▶ [PROBLEM] Report back each line of the records that contains the string "Mori".

▶ [PROVIDED DATA]

========

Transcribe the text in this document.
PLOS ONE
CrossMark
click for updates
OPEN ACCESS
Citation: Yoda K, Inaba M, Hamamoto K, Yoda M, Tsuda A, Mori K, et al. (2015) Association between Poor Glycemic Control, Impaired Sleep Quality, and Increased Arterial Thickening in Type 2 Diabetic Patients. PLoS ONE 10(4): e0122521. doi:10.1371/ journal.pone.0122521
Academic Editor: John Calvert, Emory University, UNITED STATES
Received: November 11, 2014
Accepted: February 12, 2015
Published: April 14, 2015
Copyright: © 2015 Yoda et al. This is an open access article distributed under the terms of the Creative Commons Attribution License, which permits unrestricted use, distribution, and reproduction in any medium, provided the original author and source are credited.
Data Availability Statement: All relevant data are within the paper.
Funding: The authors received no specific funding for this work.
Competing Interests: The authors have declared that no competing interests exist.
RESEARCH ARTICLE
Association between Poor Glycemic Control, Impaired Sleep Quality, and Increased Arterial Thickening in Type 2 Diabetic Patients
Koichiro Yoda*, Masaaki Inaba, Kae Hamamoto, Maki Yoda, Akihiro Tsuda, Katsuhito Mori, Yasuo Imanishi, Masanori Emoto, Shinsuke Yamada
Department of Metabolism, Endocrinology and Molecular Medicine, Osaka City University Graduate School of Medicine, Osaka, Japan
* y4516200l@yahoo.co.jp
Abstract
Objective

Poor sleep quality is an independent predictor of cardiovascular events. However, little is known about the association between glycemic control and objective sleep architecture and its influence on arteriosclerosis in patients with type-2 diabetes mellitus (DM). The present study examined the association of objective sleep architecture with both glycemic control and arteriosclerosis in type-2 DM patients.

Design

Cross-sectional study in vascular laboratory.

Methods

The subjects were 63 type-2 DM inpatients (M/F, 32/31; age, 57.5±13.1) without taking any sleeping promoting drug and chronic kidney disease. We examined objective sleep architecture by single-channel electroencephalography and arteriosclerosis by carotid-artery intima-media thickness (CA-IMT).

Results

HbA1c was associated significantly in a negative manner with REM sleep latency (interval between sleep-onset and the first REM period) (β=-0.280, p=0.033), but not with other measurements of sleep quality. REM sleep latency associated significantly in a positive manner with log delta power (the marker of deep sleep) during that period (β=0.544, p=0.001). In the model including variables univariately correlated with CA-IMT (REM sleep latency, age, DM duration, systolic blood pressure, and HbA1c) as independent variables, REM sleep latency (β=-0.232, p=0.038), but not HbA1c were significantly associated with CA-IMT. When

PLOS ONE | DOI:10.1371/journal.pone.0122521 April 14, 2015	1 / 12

========

▶ [ANSWER BOX]
Citation: Yoda K, Inaba M, Hamamoto K, Yoda M, Tsuda A, Mori K, et al. (2015) Association between Poor Glycemic Control, Impaired Sleep Quality, and Increased Arterial Thickening in Type 2 Diabetic Patients. PLoS ONE 10(4): e0122521. doi:10.1371/ journal.pone.0122521
Koichiro Yoda*, Masaaki Inaba, Kae Hamamoto, Maki Yoda, Akihiro Tsuda, Katsuhito Mori, Yasuo Imanishi, Masanori Emoto, Shinsuke Yamada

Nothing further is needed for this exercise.